• Exercise instructions:
From the listing below, extract every line containing "Average".

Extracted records
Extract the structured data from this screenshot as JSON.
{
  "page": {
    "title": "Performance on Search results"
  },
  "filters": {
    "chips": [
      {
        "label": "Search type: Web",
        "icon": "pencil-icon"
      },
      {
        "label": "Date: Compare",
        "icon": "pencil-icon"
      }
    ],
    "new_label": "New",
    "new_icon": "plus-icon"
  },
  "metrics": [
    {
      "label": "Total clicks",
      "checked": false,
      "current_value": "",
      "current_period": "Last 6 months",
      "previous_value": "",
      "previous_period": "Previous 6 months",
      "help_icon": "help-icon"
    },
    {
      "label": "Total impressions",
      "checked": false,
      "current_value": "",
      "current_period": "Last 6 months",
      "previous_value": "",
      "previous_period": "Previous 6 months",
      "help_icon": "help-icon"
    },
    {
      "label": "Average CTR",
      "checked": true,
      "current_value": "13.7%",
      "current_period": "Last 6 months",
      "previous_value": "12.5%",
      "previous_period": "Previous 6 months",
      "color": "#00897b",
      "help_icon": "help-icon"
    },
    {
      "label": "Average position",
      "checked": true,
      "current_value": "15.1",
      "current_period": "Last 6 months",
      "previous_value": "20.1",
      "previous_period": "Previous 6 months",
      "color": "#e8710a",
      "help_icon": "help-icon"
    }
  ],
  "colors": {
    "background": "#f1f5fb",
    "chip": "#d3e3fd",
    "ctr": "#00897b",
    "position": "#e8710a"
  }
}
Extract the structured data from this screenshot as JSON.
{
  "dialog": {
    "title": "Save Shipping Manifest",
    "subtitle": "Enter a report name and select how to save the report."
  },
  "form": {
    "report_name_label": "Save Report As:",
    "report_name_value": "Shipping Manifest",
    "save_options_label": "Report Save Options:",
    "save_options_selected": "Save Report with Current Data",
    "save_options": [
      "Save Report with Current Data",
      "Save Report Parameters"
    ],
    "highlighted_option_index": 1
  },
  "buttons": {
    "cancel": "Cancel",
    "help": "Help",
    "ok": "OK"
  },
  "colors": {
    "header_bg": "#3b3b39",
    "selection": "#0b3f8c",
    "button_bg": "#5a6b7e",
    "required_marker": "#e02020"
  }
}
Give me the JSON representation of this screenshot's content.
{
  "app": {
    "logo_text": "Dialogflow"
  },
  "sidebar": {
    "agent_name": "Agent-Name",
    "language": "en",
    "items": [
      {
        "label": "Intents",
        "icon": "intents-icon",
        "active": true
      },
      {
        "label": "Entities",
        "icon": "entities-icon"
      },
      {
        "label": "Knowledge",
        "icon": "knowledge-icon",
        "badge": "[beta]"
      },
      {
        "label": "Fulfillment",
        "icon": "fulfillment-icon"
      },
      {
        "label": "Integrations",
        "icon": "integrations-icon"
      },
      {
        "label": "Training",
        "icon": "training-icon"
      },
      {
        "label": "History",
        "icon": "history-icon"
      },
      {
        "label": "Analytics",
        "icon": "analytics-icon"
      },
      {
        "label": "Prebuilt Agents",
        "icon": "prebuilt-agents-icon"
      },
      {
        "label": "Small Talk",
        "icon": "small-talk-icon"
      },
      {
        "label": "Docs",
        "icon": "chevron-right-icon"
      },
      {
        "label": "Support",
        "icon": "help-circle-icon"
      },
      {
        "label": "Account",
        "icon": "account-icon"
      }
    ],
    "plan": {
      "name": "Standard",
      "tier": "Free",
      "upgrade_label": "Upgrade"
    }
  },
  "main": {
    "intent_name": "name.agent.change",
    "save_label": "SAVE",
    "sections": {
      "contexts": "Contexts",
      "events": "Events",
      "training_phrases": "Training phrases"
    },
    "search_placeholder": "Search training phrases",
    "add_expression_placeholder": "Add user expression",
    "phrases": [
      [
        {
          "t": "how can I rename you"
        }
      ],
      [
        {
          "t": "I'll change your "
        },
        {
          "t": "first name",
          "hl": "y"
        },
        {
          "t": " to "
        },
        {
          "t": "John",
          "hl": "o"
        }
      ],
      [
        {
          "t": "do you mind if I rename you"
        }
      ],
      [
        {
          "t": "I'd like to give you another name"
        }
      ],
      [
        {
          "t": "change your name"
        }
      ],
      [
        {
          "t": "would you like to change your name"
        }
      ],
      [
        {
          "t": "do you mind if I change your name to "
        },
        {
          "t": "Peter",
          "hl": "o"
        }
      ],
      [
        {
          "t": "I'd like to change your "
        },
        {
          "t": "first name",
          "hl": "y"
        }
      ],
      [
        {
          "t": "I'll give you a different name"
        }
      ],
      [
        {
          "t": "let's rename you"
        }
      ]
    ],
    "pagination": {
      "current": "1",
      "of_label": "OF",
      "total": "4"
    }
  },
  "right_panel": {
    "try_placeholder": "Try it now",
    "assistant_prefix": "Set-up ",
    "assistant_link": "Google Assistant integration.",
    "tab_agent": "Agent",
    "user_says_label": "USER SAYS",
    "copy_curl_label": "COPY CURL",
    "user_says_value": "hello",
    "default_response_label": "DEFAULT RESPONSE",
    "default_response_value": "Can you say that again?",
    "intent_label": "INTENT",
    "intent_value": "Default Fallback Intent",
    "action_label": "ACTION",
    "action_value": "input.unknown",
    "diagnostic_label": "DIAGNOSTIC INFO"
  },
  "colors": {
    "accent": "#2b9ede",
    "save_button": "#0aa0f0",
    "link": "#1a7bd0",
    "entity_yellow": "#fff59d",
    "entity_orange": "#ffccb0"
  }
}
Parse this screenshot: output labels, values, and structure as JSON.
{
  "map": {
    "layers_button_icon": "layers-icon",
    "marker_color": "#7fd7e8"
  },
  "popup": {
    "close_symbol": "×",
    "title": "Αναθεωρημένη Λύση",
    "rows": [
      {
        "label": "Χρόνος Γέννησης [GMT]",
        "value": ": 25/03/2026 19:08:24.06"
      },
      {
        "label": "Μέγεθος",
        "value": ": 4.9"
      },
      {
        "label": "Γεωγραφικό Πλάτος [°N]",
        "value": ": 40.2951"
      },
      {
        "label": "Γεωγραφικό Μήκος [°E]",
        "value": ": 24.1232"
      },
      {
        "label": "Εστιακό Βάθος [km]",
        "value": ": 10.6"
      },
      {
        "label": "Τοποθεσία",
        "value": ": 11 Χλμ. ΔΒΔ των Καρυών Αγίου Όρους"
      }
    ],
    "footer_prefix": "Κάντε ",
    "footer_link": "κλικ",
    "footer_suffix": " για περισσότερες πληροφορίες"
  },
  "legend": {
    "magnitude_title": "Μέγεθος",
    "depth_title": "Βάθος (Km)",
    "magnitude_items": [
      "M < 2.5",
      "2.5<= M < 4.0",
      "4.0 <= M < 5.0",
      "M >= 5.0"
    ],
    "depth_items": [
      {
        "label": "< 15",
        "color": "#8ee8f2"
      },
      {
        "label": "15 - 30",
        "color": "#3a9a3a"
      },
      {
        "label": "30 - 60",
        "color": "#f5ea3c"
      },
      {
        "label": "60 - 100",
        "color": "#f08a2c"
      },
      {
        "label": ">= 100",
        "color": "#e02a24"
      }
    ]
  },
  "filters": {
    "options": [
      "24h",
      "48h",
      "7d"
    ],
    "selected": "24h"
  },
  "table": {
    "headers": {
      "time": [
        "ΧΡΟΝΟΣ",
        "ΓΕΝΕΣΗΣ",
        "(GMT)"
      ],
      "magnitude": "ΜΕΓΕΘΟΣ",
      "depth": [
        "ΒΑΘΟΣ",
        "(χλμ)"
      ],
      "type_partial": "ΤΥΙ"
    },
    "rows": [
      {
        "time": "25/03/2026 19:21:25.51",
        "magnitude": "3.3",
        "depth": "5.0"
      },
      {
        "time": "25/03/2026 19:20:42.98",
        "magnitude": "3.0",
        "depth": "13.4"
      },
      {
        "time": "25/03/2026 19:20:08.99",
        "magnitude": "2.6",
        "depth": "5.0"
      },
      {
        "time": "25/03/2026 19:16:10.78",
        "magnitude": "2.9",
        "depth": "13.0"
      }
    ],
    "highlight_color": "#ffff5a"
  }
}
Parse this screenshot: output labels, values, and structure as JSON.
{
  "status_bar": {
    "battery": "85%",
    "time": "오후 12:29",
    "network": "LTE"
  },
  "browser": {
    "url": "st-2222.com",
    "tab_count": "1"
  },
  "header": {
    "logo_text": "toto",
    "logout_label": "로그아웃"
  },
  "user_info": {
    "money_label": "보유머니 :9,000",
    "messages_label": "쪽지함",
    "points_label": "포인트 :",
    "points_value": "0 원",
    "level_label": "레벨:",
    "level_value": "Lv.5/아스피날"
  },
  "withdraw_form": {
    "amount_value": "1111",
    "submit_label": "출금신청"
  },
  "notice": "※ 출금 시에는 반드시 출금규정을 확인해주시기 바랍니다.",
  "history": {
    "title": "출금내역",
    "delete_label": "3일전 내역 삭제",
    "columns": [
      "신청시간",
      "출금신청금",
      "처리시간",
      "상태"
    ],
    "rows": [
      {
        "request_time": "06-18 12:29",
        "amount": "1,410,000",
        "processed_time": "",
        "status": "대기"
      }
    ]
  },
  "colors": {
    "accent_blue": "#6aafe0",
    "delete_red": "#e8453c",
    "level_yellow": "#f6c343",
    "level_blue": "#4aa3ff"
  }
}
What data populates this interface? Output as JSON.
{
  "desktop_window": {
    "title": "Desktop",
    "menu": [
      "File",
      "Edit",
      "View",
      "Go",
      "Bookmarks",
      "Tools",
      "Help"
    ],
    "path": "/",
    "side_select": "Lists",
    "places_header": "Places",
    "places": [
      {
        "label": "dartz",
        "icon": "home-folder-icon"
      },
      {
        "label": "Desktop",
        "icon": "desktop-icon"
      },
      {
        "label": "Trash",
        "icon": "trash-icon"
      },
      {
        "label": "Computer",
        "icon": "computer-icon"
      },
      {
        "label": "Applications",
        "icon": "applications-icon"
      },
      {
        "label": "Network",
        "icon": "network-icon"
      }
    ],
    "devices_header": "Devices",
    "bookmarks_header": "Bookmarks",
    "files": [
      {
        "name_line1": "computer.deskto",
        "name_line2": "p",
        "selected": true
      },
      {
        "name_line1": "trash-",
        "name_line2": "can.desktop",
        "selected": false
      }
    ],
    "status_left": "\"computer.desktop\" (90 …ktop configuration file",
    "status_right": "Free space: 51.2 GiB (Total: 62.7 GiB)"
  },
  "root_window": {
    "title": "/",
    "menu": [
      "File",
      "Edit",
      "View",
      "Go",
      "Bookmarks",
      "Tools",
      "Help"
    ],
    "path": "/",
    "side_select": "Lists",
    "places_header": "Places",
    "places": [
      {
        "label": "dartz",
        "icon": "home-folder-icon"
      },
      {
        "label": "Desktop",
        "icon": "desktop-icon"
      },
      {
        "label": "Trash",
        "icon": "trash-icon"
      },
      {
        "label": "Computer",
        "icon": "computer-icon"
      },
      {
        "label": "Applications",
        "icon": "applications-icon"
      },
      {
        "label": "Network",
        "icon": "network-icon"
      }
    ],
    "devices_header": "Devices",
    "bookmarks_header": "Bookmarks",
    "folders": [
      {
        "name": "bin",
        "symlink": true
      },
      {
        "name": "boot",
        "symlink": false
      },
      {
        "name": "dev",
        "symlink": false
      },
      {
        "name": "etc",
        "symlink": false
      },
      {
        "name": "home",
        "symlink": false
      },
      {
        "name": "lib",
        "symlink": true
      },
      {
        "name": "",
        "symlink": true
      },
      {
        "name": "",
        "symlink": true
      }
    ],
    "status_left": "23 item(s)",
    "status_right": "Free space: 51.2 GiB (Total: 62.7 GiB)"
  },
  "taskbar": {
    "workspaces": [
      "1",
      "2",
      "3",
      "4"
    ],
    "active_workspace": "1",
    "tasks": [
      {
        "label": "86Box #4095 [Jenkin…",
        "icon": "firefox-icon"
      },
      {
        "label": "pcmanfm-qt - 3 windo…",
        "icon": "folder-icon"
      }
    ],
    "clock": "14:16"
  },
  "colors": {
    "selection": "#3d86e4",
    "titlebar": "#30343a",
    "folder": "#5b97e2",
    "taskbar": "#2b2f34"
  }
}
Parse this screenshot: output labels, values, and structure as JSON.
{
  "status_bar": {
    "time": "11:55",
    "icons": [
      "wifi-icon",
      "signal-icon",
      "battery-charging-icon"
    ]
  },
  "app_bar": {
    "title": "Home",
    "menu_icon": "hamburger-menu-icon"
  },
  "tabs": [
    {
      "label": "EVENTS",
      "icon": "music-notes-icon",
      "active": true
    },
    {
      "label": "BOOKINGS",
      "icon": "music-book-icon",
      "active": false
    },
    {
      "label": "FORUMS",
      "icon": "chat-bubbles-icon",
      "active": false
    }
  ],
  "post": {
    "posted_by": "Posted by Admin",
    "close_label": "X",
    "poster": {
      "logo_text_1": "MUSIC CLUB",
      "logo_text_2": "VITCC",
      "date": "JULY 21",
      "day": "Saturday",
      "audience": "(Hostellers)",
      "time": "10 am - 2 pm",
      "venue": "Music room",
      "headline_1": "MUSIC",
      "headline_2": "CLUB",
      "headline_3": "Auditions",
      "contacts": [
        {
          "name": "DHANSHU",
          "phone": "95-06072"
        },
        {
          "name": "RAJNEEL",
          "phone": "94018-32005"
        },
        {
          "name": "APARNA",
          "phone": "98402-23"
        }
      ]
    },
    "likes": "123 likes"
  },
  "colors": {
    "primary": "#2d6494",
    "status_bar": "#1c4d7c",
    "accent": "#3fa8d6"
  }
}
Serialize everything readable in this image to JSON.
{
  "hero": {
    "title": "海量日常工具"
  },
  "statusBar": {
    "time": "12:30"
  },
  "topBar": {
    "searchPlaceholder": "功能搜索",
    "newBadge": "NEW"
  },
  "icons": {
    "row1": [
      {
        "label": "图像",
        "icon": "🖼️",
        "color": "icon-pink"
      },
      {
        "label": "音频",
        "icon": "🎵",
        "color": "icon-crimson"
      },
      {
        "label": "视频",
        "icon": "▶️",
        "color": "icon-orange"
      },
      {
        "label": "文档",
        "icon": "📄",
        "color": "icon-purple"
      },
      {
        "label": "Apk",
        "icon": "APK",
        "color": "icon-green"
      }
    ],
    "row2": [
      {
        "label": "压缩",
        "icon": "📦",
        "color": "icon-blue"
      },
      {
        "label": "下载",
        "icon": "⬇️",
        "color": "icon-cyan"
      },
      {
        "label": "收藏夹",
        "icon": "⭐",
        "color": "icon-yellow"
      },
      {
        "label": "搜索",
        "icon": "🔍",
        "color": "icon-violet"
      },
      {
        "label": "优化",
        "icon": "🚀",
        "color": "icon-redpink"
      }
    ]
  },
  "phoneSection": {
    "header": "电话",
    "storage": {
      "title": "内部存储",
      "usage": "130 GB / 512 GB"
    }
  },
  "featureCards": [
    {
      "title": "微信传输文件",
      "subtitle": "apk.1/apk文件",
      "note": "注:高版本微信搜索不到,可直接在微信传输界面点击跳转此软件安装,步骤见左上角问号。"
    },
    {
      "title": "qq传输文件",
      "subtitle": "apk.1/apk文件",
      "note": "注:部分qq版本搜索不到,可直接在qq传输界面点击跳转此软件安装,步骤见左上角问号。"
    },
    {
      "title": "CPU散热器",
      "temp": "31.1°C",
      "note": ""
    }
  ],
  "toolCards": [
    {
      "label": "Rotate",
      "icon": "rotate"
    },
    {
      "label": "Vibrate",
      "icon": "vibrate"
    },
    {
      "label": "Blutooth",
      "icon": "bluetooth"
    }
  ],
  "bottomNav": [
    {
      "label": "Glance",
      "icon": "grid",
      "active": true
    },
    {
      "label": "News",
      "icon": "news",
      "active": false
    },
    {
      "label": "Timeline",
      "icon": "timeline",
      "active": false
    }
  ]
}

• Response:
      "label": "Average CTR",
      "label": "Average position",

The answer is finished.